# INFORMATION:
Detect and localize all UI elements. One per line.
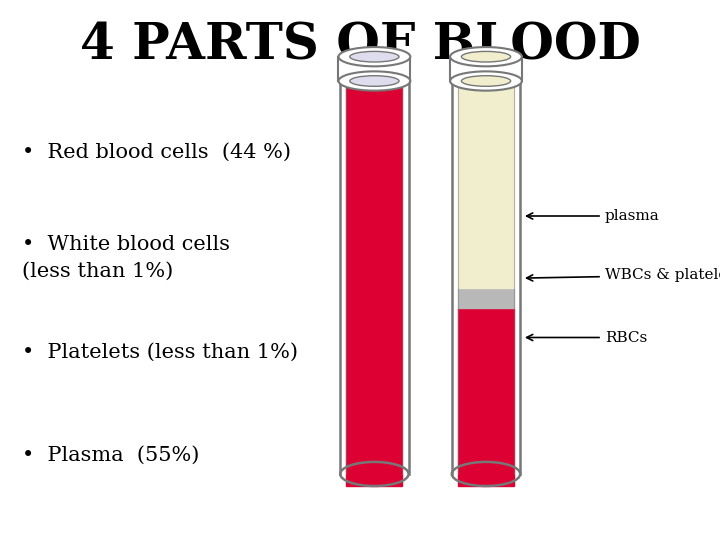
Ellipse shape xyxy=(462,76,510,86)
Text: WBCs & platelets: WBCs & platelets xyxy=(526,268,720,282)
Ellipse shape xyxy=(462,51,510,62)
Ellipse shape xyxy=(450,71,522,91)
Text: •  Plasma  (55%): • Plasma (55%) xyxy=(22,446,199,464)
Text: •  Platelets (less than 1%): • Platelets (less than 1%) xyxy=(22,343,297,362)
Bar xyxy=(458,308,514,486)
Text: •  Red blood cells  (44 %): • Red blood cells (44 %) xyxy=(22,143,291,162)
Text: •  White blood cells
(less than 1%): • White blood cells (less than 1%) xyxy=(22,235,230,280)
Ellipse shape xyxy=(338,71,410,91)
Text: 4 PARTS OF BLOOD: 4 PARTS OF BLOOD xyxy=(80,22,640,71)
Ellipse shape xyxy=(450,47,522,66)
Bar xyxy=(346,81,402,486)
Ellipse shape xyxy=(338,47,410,66)
Bar xyxy=(458,287,514,308)
Ellipse shape xyxy=(350,51,399,62)
Ellipse shape xyxy=(346,462,402,486)
Text: plasma: plasma xyxy=(526,209,660,223)
Bar xyxy=(458,81,514,287)
Ellipse shape xyxy=(350,76,399,86)
Text: RBCs: RBCs xyxy=(526,330,647,345)
Ellipse shape xyxy=(458,462,514,486)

# ASSIGNMENT:
Give the number of lines in the data that include the string "Text", please, and nothing else.

# SOLUTION TO THE PROBLEM:
8